→ GIVEN RECORDS:

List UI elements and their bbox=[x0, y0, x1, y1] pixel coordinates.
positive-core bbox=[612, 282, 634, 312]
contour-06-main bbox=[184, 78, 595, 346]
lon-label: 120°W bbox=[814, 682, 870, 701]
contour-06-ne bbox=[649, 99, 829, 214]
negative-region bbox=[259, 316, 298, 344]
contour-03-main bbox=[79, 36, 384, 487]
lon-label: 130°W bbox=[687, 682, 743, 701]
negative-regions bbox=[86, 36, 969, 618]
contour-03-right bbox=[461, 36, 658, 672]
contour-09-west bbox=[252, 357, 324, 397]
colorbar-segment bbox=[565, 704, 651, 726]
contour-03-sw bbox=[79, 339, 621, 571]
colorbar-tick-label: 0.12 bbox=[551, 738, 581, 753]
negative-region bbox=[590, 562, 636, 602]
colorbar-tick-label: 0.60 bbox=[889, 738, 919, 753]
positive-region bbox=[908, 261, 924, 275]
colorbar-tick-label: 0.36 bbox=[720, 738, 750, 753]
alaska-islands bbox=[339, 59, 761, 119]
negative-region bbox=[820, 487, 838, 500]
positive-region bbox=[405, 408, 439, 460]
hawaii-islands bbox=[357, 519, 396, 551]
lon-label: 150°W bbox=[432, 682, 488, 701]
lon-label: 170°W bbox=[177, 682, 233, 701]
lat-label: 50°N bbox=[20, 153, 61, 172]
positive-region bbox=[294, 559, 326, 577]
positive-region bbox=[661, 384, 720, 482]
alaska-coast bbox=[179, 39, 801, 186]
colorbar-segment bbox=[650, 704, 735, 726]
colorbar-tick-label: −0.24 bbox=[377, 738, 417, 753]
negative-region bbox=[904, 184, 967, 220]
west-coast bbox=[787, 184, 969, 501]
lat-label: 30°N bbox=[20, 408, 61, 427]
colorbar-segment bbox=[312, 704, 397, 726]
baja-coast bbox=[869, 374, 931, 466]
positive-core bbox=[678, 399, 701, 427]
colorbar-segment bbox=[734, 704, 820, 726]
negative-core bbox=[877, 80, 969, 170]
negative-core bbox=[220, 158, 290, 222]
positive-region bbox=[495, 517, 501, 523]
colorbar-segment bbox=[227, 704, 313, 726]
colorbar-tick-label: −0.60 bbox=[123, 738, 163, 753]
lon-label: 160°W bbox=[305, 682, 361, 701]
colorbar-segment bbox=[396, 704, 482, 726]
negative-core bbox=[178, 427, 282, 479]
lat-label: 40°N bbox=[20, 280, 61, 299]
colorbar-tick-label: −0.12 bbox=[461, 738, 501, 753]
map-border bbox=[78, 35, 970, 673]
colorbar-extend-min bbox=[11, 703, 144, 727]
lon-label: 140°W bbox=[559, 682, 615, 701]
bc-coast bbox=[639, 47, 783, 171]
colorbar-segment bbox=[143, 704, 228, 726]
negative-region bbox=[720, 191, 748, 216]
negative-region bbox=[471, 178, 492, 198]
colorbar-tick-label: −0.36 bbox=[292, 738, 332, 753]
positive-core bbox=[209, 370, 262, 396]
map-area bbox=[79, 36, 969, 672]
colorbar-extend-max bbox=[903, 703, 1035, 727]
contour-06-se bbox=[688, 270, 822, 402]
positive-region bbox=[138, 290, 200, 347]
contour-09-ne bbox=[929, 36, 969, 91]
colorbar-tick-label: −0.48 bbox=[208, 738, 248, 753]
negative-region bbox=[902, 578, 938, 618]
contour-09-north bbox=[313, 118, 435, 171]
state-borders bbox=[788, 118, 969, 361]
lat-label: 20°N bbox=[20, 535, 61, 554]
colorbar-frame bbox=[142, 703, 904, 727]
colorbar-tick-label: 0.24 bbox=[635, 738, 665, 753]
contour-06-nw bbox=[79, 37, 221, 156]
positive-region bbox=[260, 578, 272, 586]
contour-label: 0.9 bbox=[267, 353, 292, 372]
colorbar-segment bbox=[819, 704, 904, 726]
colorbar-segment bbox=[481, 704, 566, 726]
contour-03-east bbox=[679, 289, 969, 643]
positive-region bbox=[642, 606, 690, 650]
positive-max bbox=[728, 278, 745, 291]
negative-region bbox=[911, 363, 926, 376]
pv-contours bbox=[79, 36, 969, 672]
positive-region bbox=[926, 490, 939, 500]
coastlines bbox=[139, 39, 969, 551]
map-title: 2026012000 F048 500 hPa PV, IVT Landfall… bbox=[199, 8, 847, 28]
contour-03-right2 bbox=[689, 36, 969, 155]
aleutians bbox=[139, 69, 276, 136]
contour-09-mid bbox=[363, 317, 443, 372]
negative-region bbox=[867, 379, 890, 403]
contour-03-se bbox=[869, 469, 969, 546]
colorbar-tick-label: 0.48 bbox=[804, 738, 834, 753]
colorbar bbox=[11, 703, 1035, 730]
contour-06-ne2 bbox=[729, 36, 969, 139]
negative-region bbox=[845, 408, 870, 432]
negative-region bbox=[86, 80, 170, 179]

→ WHAT YOU WILL DO:
Please return every line of the records above without changing a single character.

→ TASK OUTPUT:
List UI elements and their bbox=[x0, y0, x1, y1] pixel coordinates.
positive-core bbox=[612, 282, 634, 312]
contour-06-main bbox=[184, 78, 595, 346]
lon-label: 120°W bbox=[814, 682, 870, 701]
contour-06-ne bbox=[649, 99, 829, 214]
negative-region bbox=[259, 316, 298, 344]
contour-03-main bbox=[79, 36, 384, 487]
lon-label: 130°W bbox=[687, 682, 743, 701]
negative-regions bbox=[86, 36, 969, 618]
contour-03-right bbox=[461, 36, 658, 672]
contour-09-west bbox=[252, 357, 324, 397]
colorbar-segment bbox=[565, 704, 651, 726]
contour-03-sw bbox=[79, 339, 621, 571]
colorbar-tick-label: 0.12 bbox=[551, 738, 581, 753]
negative-region bbox=[590, 562, 636, 602]
colorbar-tick-label: 0.60 bbox=[889, 738, 919, 753]
positive-region bbox=[908, 261, 924, 275]
colorbar-tick-label: 0.36 bbox=[720, 738, 750, 753]
alaska-islands bbox=[339, 59, 761, 119]
negative-region bbox=[820, 487, 838, 500]
positive-region bbox=[405, 408, 439, 460]
hawaii-islands bbox=[357, 519, 396, 551]
lon-label: 150°W bbox=[432, 682, 488, 701]
lon-label: 170°W bbox=[177, 682, 233, 701]
lat-label: 50°N bbox=[20, 153, 61, 172]
positive-region bbox=[294, 559, 326, 577]
positive-region bbox=[661, 384, 720, 482]
alaska-coast bbox=[179, 39, 801, 186]
colorbar-segment bbox=[650, 704, 735, 726]
colorbar-tick-label: −0.24 bbox=[377, 738, 417, 753]
negative-region bbox=[904, 184, 967, 220]
west-coast bbox=[787, 184, 969, 501]
lat-label: 30°N bbox=[20, 408, 61, 427]
colorbar-segment bbox=[312, 704, 397, 726]
baja-coast bbox=[869, 374, 931, 466]
positive-core bbox=[678, 399, 701, 427]
colorbar-segment bbox=[734, 704, 820, 726]
negative-core bbox=[877, 80, 969, 170]
negative-core bbox=[220, 158, 290, 222]
positive-region bbox=[495, 517, 501, 523]
colorbar-segment bbox=[227, 704, 313, 726]
colorbar-tick-label: −0.60 bbox=[123, 738, 163, 753]
lon-label: 160°W bbox=[305, 682, 361, 701]
colorbar-segment bbox=[396, 704, 482, 726]
negative-core bbox=[178, 427, 282, 479]
lat-label: 40°N bbox=[20, 280, 61, 299]
colorbar-tick-label: −0.12 bbox=[461, 738, 501, 753]
map-border bbox=[78, 35, 970, 673]
colorbar-extend-min bbox=[11, 703, 144, 727]
lon-label: 140°W bbox=[559, 682, 615, 701]
bc-coast bbox=[639, 47, 783, 171]
colorbar-segment bbox=[143, 704, 228, 726]
negative-region bbox=[720, 191, 748, 216]
negative-region bbox=[471, 178, 492, 198]
colorbar-tick-label: −0.36 bbox=[292, 738, 332, 753]
positive-core bbox=[209, 370, 262, 396]
map-area bbox=[79, 36, 969, 672]
colorbar-extend-max bbox=[903, 703, 1035, 727]
contour-06-se bbox=[688, 270, 822, 402]
positive-region bbox=[138, 290, 200, 347]
contour-09-ne bbox=[929, 36, 969, 91]
colorbar-tick-label: −0.48 bbox=[208, 738, 248, 753]
negative-region bbox=[902, 578, 938, 618]
contour-09-north bbox=[313, 118, 435, 171]
state-borders bbox=[788, 118, 969, 361]
lat-label: 20°N bbox=[20, 535, 61, 554]
colorbar-frame bbox=[142, 703, 904, 727]
colorbar-tick-label: 0.24 bbox=[635, 738, 665, 753]
contour-06-nw bbox=[79, 37, 221, 156]
positive-region bbox=[260, 578, 272, 586]
contour-label: 0.9 bbox=[267, 353, 292, 372]
colorbar-segment bbox=[819, 704, 904, 726]
colorbar-segment bbox=[481, 704, 566, 726]
contour-03-east bbox=[679, 289, 969, 643]
positive-region bbox=[642, 606, 690, 650]
positive-max bbox=[728, 278, 745, 291]
negative-region bbox=[911, 363, 926, 376]
pv-contours bbox=[79, 36, 969, 672]
positive-region bbox=[926, 490, 939, 500]
coastlines bbox=[139, 39, 969, 551]
map-title: 2026012000 F048 500 hPa PV, IVT Landfall… bbox=[199, 8, 847, 28]
contour-03-right2 bbox=[689, 36, 969, 155]
aleutians bbox=[139, 69, 276, 136]
contour-09-mid bbox=[363, 317, 443, 372]
negative-region bbox=[867, 379, 890, 403]
contour-03-se bbox=[869, 469, 969, 546]
colorbar-tick-label: 0.48 bbox=[804, 738, 834, 753]
colorbar bbox=[11, 703, 1035, 730]
contour-06-ne2 bbox=[729, 36, 969, 139]
negative-region bbox=[845, 408, 870, 432]
negative-region bbox=[86, 80, 170, 179]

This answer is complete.